- **Stated problem**: Below is a block of data; give all of it again word for word.

+--

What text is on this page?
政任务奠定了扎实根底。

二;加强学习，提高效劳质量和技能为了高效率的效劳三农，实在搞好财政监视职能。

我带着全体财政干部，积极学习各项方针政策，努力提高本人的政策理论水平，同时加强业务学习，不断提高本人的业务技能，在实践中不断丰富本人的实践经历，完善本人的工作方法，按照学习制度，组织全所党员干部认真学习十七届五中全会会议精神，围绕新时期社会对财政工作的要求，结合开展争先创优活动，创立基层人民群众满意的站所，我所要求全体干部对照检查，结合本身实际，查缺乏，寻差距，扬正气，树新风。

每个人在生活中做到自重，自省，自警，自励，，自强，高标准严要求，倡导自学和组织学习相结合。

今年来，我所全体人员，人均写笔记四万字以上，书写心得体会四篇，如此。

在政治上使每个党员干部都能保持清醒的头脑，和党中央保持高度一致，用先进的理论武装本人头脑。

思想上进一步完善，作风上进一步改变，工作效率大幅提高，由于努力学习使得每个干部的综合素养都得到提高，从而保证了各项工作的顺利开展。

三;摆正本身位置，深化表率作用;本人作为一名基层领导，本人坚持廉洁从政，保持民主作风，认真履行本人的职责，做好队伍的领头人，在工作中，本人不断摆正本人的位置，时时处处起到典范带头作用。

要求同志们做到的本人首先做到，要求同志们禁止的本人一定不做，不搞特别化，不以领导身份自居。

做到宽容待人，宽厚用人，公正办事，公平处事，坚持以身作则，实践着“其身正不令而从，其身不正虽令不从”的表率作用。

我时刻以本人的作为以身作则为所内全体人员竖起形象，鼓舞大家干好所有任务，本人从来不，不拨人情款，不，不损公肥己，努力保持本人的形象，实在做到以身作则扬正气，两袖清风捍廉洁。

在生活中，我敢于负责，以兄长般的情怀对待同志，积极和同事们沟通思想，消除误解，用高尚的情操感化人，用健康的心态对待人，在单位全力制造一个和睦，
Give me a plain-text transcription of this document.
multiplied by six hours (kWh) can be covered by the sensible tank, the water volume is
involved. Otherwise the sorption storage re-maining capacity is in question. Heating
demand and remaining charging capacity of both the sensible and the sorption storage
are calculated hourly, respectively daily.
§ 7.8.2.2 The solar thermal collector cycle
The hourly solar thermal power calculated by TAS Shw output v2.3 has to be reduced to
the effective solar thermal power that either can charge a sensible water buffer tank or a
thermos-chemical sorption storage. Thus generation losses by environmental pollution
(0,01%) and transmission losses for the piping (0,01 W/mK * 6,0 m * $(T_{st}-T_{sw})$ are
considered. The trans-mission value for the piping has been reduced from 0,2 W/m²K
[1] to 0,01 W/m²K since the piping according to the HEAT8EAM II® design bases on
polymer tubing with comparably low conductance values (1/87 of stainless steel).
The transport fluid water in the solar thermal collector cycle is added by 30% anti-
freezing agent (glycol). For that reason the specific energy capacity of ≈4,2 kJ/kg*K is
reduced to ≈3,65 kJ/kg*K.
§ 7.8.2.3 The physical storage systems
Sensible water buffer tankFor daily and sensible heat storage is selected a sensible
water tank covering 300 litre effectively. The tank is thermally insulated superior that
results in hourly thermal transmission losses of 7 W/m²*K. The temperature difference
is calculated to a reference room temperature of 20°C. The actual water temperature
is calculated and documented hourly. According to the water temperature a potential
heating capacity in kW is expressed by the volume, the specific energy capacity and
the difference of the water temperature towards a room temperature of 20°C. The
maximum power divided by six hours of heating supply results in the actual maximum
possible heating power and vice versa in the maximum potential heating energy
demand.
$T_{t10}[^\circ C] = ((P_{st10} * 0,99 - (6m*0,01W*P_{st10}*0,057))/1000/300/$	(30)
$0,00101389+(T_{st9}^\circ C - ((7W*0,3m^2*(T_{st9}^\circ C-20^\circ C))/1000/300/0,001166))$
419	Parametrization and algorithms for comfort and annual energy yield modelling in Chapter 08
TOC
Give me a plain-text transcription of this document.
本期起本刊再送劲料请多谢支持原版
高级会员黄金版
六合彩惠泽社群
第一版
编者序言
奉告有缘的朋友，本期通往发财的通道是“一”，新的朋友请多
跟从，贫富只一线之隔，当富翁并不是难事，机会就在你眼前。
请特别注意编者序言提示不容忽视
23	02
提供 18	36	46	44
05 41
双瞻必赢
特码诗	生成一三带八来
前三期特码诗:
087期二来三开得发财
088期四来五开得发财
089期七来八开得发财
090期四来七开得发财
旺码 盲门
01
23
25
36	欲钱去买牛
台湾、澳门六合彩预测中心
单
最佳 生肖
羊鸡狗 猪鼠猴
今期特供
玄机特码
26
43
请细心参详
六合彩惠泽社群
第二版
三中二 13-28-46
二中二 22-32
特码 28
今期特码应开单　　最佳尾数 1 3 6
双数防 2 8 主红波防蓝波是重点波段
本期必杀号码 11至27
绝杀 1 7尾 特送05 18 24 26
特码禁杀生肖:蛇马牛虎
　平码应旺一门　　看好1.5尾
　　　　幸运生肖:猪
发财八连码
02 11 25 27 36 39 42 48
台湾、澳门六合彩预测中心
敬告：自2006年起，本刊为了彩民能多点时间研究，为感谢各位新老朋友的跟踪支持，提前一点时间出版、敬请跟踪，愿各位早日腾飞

+--

- **Answer to the exercise**:
What text is on this page?
政任务奠定了扎实根底。

二;加强学习，提高效劳质量和技能为了高效率的效劳三农，实在搞好财政监视职能。

我带着全体财政干部，积极学习各项方针政策，努力提高本人的政策理论水平，同时加强业务学习，不断提高本人的业务技能，在实践中不断丰富本人的实践经历，完善本人的工作方法，按照学习制度，组织全所党员干部认真学习十七届五中全会会议精神，围绕新时期社会对财政工作的要求，结合开展争先创优活动，创立基层人民群众满意的站所，我所要求全体干部对照检查，结合本身实际，查缺乏，寻差距，扬正气，树新风。

每个人在生活中做到自重，自省，自警，自励，，自强，高标准严要求，倡导自学和组织学习相结合。

今年来，我所全体人员，人均写笔记四万字以上，书写心得体会四篇，如此。

在政治上使每个党员干部都能保持清醒的头脑，和党中央保持高度一致，用先进的理论武装本人头脑。

思想上进一步完善，作风上进一步改变，工作效率大幅提高，由于努力学习使得每个干部的综合素养都得到提高，从而保证了各项工作的顺利开展。

三;摆正本身位置，深化表率作用;本人作为一名基层领导，本人坚持廉洁从政，保持民主作风，认真履行本人的职责，做好队伍的领头人，在工作中，本人不断摆正本人的位置，时时处处起到典范带头作用。

要求同志们做到的本人首先做到，要求同志们禁止的本人一定不做，不搞特别化，不以领导身份自居。

做到宽容待人，宽厚用人，公正办事，公平处事，坚持以身作则，实践着“其身正不令而从，其身不正虽令不从”的表率作用。

我时刻以本人的作为以身作则为所内全体人员竖起形象，鼓舞大家干好所有任务，本人从来不，不拨人情款，不，不损公肥己，努力保持本人的形象，实在做到以身作则扬正气，两袖清风捍廉洁。

在生活中，我敢于负责，以兄长般的情怀对待同志，积极和同事们沟通思想，消除误解，用高尚的情操感化人，用健康的心态对待人，在单位全力制造一个和睦，
Give me a plain-text transcription of this document.
multiplied by six hours (kWh) can be covered by the sensible tank, the water volume is
involved. Otherwise the sorption storage re-maining capacity is in question. Heating
demand and remaining charging capacity of both the sensible and the sorption storage
are calculated hourly, respectively daily.
§ 7.8.2.2 The solar thermal collector cycle
The hourly solar thermal power calculated by TAS Shw output v2.3 has to be reduced to
the effective solar thermal power that either can charge a sensible water buffer tank or a
thermos-chemical sorption storage. Thus generation losses by environmental pollution
(0,01%) and transmission losses for the piping (0,01 W/mK * 6,0 m * $(T_{st}-T_{sw})$ are
considered. The trans-mission value for the piping has been reduced from 0,2 W/m²K
[1] to 0,01 W/m²K since the piping according to the HEAT8EAM II® design bases on
polymer tubing with comparably low conductance values (1/87 of stainless steel).
The transport fluid water in the solar thermal collector cycle is added by 30% anti-
freezing agent (glycol). For that reason the specific energy capacity of ≈4,2 kJ/kg*K is
reduced to ≈3,65 kJ/kg*K.
§ 7.8.2.3 The physical storage systems
Sensible water buffer tankFor daily and sensible heat storage is selected a sensible
water tank covering 300 litre effectively. The tank is thermally insulated superior that
results in hourly thermal transmission losses of 7 W/m²*K. The temperature difference
is calculated to a reference room temperature of 20°C. The actual water temperature
is calculated and documented hourly. According to the water temperature a potential
heating capacity in kW is expressed by the volume, the specific energy capacity and
the difference of the water temperature towards a room temperature of 20°C. The
maximum power divided by six hours of heating supply results in the actual maximum
possible heating power and vice versa in the maximum potential heating energy
demand.
$T_{t10}[^\circ C] = ((P_{st10} * 0,99 - (6m*0,01W*P_{st10}*0,057))/1000/300/$	(30)
$0,00101389+(T_{st9}^\circ C - ((7W*0,3m^2*(T_{st9}^\circ C-20^\circ C))/1000/300/0,001166))$
419	Parametrization and algorithms for comfort and annual energy yield modelling in Chapter 08
TOC
Give me a plain-text transcription of this document.
本期起本刊再送劲料请多谢支持原版
高级会员黄金版
六合彩惠泽社群
第一版
编者序言
奉告有缘的朋友，本期通往发财的通道是“一”，新的朋友请多
跟从，贫富只一线之隔，当富翁并不是难事，机会就在你眼前。
请特别注意编者序言提示不容忽视
23	02
提供 18	36	46	44
05 41
双瞻必赢
特码诗	生成一三带八来
前三期特码诗:
087期二来三开得发财
088期四来五开得发财
089期七来八开得发财
090期四来七开得发财
旺码 盲门
01
23
25
36	欲钱去买牛
台湾、澳门六合彩预测中心
单
最佳 生肖
羊鸡狗 猪鼠猴
今期特供
玄机特码
26
43
请细心参详
六合彩惠泽社群
第二版
三中二 13-28-46
二中二 22-32
特码 28
今期特码应开单　　最佳尾数 1 3 6
双数防 2 8 主红波防蓝波是重点波段
本期必杀号码 11至27
绝杀 1 7尾 特送05 18 24 26
特码禁杀生肖:蛇马牛虎
　平码应旺一门　　看好1.5尾
　　　　幸运生肖:猪
发财八连码
02 11 25 27 36 39 42 48
台湾、澳门六合彩预测中心
敬告：自2006年起，本刊为了彩民能多点时间研究，为感谢各位新老朋友的跟踪支持，提前一点时间出版、敬请跟踪，愿各位早日腾飞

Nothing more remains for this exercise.